— START SOURCE MATERIAL —

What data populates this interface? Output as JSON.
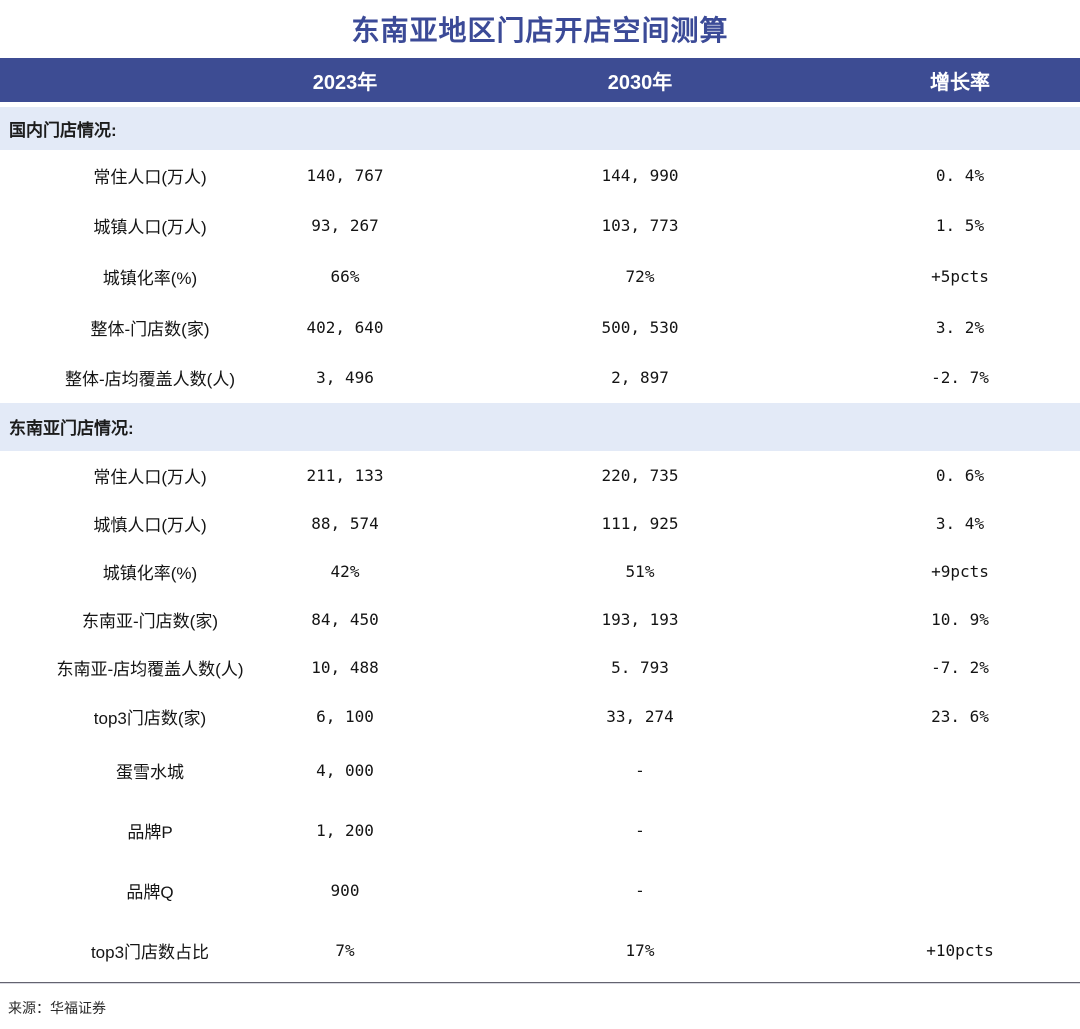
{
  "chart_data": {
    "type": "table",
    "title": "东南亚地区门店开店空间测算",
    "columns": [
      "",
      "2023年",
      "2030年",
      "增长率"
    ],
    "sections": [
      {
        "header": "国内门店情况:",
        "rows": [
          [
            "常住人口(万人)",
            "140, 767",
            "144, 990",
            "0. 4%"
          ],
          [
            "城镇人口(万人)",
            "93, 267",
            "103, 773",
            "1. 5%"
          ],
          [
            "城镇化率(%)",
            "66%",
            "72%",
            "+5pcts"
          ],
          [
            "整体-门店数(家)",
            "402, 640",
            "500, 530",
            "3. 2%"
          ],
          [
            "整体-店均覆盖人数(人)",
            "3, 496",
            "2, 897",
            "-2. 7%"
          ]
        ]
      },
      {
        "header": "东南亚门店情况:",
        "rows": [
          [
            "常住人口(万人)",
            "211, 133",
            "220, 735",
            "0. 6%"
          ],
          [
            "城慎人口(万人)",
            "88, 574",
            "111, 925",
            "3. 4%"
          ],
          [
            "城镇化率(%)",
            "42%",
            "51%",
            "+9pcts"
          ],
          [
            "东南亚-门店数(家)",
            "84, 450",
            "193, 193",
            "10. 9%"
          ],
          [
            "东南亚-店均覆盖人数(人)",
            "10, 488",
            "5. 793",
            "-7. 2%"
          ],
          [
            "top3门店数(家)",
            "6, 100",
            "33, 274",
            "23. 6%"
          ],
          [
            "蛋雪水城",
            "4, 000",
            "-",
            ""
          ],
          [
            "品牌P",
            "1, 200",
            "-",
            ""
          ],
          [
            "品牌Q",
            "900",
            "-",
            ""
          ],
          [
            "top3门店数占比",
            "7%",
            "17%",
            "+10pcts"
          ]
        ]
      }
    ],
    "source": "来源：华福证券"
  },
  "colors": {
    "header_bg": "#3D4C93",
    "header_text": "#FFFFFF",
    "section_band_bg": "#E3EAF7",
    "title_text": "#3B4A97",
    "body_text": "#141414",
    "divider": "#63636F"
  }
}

— END SOURCE MATERIAL —

Print every record above exactly as written, leaving out the pictures.

What data populates this interface? Output as JSON.
{
  "chart_data": {
    "type": "table",
    "title": "东南亚地区门店开店空间测算",
    "columns": [
      "",
      "2023年",
      "2030年",
      "增长率"
    ],
    "sections": [
      {
        "header": "国内门店情况:",
        "rows": [
          [
            "常住人口(万人)",
            "140, 767",
            "144, 990",
            "0. 4%"
          ],
          [
            "城镇人口(万人)",
            "93, 267",
            "103, 773",
            "1. 5%"
          ],
          [
            "城镇化率(%)",
            "66%",
            "72%",
            "+5pcts"
          ],
          [
            "整体-门店数(家)",
            "402, 640",
            "500, 530",
            "3. 2%"
          ],
          [
            "整体-店均覆盖人数(人)",
            "3, 496",
            "2, 897",
            "-2. 7%"
          ]
        ]
      },
      {
        "header": "东南亚门店情况:",
        "rows": [
          [
            "常住人口(万人)",
            "211, 133",
            "220, 735",
            "0. 6%"
          ],
          [
            "城慎人口(万人)",
            "88, 574",
            "111, 925",
            "3. 4%"
          ],
          [
            "城镇化率(%)",
            "42%",
            "51%",
            "+9pcts"
          ],
          [
            "东南亚-门店数(家)",
            "84, 450",
            "193, 193",
            "10. 9%"
          ],
          [
            "东南亚-店均覆盖人数(人)",
            "10, 488",
            "5. 793",
            "-7. 2%"
          ],
          [
            "top3门店数(家)",
            "6, 100",
            "33, 274",
            "23. 6%"
          ],
          [
            "蛋雪水城",
            "4, 000",
            "-",
            ""
          ],
          [
            "品牌P",
            "1, 200",
            "-",
            ""
          ],
          [
            "品牌Q",
            "900",
            "-",
            ""
          ],
          [
            "top3门店数占比",
            "7%",
            "17%",
            "+10pcts"
          ]
        ]
      }
    ],
    "source": "来源：华福证券"
  },
  "colors": {
    "header_bg": "#3D4C93",
    "header_text": "#FFFFFF",
    "section_band_bg": "#E3EAF7",
    "title_text": "#3B4A97",
    "body_text": "#141414",
    "divider": "#63636F"
  }
}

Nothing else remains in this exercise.